## CHALLENGE
Wherever a line below holds the word "manufacturer", copy that line.

(Stored data entries)
☆ ☆ ☆ ☆

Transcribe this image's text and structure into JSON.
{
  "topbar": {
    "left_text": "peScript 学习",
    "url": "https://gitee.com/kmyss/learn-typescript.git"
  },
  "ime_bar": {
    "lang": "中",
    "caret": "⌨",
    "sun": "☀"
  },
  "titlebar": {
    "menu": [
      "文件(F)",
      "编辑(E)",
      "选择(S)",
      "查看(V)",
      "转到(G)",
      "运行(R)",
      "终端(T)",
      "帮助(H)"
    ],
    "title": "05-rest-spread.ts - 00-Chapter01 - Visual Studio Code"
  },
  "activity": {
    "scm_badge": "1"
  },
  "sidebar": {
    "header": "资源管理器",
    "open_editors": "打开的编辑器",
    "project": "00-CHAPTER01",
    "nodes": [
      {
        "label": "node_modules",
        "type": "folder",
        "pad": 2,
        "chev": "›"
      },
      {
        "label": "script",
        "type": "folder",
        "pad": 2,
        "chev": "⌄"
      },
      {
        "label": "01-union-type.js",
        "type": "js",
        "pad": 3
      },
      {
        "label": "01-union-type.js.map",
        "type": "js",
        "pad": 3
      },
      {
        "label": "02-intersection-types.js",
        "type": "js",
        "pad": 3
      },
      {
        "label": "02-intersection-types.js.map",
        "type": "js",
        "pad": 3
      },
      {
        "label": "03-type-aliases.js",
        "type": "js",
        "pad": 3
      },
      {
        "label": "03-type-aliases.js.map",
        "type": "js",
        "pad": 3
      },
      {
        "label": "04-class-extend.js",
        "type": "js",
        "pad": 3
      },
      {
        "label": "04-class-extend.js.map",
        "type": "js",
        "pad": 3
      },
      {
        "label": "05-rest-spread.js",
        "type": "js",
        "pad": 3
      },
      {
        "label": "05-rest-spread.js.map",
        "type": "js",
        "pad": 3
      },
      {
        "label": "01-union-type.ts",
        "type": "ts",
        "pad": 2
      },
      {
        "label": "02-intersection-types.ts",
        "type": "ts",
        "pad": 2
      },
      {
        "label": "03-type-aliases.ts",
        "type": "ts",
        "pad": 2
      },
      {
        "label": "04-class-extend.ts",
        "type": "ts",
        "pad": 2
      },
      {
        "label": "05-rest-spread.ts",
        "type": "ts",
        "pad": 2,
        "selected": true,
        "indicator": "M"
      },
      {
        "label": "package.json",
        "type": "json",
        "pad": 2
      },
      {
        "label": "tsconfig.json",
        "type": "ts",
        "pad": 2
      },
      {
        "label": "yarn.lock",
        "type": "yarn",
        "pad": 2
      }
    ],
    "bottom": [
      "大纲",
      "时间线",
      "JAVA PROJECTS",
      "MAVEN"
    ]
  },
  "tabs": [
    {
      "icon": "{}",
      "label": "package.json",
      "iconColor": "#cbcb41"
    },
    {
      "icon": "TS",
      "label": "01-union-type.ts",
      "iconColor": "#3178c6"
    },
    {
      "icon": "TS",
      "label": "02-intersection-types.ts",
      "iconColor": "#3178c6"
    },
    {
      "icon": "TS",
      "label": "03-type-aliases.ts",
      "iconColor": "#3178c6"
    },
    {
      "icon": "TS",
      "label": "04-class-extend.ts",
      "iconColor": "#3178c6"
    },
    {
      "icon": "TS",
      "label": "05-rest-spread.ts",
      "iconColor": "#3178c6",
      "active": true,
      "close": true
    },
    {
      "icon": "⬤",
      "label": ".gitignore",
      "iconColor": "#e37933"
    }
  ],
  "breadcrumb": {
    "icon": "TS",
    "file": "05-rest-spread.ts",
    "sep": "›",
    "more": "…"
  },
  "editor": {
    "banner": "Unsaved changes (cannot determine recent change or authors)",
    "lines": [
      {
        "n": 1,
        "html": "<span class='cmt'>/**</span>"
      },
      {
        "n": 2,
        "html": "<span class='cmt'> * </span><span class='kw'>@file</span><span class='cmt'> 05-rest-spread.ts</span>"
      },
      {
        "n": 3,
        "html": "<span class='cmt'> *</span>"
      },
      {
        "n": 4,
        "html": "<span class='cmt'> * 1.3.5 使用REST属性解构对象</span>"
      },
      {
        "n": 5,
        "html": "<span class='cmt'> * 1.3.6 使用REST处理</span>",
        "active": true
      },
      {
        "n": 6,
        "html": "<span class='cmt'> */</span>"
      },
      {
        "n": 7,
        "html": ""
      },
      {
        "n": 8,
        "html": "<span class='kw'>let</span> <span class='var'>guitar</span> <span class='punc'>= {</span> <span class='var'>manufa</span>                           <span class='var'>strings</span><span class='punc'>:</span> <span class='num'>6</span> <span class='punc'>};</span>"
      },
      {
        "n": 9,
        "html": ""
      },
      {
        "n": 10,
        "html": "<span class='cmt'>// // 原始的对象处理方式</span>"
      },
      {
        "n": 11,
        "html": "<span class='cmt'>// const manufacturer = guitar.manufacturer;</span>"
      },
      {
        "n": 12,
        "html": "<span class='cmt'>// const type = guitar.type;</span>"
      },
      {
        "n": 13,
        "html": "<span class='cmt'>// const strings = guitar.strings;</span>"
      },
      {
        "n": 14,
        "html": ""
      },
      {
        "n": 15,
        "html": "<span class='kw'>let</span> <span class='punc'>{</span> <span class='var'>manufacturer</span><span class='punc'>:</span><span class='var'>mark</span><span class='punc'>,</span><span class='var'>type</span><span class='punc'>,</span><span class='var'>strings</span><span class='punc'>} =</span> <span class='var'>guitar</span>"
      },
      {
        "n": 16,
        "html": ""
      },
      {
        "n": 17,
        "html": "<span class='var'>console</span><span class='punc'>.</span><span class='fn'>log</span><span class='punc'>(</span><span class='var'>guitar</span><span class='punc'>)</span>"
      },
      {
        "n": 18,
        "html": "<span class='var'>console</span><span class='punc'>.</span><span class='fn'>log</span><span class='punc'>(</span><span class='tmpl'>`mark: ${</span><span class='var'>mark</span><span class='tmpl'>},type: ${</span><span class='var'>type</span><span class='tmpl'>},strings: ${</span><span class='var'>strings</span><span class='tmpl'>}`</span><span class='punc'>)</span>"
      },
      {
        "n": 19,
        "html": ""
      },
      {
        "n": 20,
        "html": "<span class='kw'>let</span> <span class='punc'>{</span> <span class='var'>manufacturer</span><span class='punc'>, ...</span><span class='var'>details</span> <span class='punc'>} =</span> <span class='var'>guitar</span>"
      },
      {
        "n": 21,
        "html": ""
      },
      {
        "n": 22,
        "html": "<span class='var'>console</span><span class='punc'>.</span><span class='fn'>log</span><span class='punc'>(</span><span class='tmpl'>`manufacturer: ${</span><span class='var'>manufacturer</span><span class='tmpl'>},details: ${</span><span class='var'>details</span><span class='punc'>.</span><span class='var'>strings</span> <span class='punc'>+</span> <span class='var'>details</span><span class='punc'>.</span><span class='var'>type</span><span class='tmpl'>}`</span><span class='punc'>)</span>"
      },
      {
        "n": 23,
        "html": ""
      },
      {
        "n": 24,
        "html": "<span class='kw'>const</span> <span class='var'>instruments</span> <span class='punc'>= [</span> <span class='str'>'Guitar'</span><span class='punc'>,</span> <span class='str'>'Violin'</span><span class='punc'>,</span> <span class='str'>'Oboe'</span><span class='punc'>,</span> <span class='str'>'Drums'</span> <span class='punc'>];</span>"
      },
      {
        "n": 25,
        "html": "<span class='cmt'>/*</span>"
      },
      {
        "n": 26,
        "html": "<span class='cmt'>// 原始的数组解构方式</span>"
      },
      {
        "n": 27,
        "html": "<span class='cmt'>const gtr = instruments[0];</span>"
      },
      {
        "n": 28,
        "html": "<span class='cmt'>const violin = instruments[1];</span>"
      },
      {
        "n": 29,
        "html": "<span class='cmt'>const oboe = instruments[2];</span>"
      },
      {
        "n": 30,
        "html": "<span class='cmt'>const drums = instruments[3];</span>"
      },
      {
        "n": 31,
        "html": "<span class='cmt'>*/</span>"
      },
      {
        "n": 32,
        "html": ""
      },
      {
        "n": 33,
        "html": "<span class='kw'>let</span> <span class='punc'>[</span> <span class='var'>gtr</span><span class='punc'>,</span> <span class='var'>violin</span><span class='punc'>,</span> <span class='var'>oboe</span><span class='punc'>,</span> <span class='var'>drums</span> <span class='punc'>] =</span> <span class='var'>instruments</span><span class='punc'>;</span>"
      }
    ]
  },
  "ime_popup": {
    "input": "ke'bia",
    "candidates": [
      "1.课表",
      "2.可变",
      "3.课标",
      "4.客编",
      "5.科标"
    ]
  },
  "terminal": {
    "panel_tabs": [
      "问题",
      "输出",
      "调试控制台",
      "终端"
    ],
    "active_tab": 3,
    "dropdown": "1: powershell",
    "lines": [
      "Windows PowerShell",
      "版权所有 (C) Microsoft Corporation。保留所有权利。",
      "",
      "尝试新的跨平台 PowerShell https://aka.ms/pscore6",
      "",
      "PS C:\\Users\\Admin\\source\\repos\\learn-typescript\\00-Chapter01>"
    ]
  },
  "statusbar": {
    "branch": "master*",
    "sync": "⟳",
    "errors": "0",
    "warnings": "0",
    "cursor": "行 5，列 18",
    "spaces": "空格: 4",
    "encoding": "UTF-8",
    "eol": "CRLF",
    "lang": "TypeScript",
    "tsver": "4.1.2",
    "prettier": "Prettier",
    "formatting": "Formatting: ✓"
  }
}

☆ ☆ ☆ ☆

## FINAL RESULT
        "html": "<span class='cmt'>// const manufacturer = guitar.manufacturer;</span>"
        "html": "<span class='kw'>let</span> <span class='punc'>{</span> <span class='var'>manufacturer</span><span class='punc'>:</span><span class='var'>mark</span><span class='punc'>,</span><span class='var'>type</span><span class='punc'>,</span><span class='var'>strings</span><span class='punc'>} =</span> <span class='var'>guitar</span>"
        "html": "<span class='kw'>let</span> <span class='punc'>{</span> <span class='var'>manufacturer</span><span class='punc'>, ...</span><span class='var'>details</span> <span class='punc'>} =</span> <span class='var'>guitar</span>"
        "html": "<span class='var'>console</span><span class='punc'>.</span><span class='fn'>log</span><span class='punc'>(</span><span class='tmpl'>`manufacturer: ${</span><span class='var'>manufacturer</span><span class='tmpl'>},details: ${</span><span class='var'>details</span><span class='punc'>.</span><span class='var'>strings</span> <span class='punc'>+</span> <span class='var'>details</span><span class='punc'>.</span><span class='var'>type</span><span class='tmpl'>}`</span><span class='punc'>)</span>"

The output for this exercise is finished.